_TASK DETAILS_
Please copy out everything from the start of the material down to and including the line that contains "The secondary winding of", reproducing each line unchanged.
Start of WORKING DATA
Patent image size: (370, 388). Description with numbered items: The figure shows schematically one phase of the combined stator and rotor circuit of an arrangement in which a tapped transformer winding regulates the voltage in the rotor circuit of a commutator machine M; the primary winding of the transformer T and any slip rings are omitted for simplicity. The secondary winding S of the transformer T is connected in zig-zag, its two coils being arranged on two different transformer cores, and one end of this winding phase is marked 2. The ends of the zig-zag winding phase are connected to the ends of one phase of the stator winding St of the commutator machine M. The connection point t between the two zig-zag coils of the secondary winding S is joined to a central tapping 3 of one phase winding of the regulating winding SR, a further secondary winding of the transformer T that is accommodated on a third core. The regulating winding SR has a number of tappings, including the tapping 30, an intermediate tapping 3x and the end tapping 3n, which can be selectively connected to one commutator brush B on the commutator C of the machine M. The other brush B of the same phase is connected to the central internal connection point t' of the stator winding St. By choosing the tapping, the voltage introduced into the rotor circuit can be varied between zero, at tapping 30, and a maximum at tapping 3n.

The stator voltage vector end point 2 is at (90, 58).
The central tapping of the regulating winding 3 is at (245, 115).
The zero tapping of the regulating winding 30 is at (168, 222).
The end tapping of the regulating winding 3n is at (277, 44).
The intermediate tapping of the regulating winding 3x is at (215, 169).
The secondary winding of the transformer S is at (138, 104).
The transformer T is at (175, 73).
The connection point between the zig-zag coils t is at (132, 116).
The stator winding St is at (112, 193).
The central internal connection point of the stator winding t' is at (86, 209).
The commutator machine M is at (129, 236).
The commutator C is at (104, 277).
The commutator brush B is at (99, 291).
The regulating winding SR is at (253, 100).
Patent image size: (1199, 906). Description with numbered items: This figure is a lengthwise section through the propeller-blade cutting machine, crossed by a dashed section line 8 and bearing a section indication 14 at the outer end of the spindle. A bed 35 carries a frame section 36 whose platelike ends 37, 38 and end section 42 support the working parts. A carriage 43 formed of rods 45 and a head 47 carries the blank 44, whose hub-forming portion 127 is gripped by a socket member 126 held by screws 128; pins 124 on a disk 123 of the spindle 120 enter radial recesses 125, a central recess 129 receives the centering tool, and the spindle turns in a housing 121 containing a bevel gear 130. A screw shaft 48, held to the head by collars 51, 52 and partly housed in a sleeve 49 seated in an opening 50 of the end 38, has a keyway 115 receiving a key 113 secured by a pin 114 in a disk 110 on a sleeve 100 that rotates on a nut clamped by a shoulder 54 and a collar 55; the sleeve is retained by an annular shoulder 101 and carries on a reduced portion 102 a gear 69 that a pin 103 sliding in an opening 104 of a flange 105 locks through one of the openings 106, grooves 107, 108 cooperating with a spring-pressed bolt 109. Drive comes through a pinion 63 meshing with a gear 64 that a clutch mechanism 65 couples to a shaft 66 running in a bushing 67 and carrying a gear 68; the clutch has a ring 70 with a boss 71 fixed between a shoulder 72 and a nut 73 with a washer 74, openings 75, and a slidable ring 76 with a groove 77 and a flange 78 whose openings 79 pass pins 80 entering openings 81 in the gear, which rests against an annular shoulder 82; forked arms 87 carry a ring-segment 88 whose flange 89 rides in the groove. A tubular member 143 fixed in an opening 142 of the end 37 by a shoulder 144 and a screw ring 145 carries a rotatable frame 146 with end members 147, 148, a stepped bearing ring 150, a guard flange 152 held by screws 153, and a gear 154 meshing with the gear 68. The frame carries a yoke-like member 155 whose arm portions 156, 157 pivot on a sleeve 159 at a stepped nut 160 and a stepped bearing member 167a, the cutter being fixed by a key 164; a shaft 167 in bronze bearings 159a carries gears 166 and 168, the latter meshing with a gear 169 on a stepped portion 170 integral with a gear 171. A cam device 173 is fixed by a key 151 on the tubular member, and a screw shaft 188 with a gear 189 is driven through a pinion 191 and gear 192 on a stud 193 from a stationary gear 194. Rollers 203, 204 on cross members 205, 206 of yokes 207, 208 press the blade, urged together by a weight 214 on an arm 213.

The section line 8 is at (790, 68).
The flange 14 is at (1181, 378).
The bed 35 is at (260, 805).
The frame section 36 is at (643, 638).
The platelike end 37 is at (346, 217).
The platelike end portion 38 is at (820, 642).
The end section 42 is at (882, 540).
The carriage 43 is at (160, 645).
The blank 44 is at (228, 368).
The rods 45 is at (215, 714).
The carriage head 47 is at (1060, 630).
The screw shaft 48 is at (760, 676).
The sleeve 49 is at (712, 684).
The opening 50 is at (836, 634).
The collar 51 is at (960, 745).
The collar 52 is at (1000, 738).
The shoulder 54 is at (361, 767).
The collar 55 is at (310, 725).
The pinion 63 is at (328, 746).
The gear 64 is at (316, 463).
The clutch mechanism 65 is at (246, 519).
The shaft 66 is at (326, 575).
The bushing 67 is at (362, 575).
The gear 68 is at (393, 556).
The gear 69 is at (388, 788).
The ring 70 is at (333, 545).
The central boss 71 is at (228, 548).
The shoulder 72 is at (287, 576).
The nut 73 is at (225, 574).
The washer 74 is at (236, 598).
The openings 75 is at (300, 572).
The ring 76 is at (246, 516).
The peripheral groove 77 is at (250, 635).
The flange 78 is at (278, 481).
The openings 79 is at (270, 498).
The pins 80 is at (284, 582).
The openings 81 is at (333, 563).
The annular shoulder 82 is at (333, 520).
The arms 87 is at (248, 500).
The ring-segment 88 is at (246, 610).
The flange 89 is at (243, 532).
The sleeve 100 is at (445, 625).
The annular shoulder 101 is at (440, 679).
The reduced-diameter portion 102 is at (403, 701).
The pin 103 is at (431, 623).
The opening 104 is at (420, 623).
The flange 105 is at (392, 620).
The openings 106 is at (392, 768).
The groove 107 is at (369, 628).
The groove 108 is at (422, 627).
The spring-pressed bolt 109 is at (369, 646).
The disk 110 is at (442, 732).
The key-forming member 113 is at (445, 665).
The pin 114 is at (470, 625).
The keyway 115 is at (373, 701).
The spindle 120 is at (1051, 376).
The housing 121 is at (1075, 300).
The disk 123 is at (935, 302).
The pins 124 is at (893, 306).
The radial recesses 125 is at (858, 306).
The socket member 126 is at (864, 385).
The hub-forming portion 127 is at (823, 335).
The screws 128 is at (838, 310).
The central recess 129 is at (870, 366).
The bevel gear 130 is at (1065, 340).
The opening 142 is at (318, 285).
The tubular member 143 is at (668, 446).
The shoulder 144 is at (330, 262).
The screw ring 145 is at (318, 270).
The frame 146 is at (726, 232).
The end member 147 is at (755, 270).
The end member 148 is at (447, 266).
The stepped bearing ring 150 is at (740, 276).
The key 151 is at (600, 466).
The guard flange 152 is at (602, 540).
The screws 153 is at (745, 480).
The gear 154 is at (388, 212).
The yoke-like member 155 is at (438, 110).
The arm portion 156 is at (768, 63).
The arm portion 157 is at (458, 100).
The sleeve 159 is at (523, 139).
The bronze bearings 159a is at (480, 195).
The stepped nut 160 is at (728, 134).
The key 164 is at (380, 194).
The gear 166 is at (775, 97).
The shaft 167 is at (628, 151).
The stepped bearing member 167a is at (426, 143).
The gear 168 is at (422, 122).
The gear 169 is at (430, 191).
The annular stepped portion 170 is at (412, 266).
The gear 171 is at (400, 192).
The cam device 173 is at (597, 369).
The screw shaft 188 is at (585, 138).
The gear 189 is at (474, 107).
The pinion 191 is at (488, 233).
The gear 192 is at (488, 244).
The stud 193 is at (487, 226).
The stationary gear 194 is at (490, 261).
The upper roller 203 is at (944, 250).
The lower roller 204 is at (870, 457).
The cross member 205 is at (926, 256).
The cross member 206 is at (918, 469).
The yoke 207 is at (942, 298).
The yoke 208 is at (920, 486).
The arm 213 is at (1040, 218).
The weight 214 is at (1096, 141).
End of WORKING DATA
_SOLUTION_
Patent image size: (370, 388). Description with numbered items: The figure shows schematically one phase of the combined stator and rotor circuit of an arrangement in which a tapped transformer winding regulates the voltage in the rotor circuit of a commutator machine M; the primary winding of the transformer T and any slip rings are omitted for simplicity. The secondary winding S of the transformer T is connected in zig-zag, its two coils being arranged on two different transformer cores, and one end of this winding phase is marked 2. The ends of the zig-zag winding phase are connected to the ends of one phase of the stator winding St of the commutator machine M. The connection point t between the two zig-zag coils of the secondary winding S is joined to a central tapping 3 of one phase winding of the regulating winding SR, a further secondary winding of the transformer T that is accommodated on a third core. The regulating winding SR has a number of tappings, including the tapping 30, an intermediate tapping 3x and the end tapping 3n, which can be selectively connected to one commutator brush B on the commutator C of the machine M. The other brush B of the same phase is connected to the central internal connection point t' of the stator winding St. By choosing the tapping, the voltage introduced into the rotor circuit can be varied between zero, at tapping 30, and a maximum at tapping 3n.

The stator voltage vector end point 2 is at (90, 58).
The central tapping of the regulating winding 3 is at (245, 115).
The zero tapping of the regulating winding 30 is at (168, 222).
The end tapping of the regulating winding 3n is at (277, 44).
The intermediate tapping of the regulating winding 3x is at (215, 169).
The secondary winding of the transformer S is at (138, 104).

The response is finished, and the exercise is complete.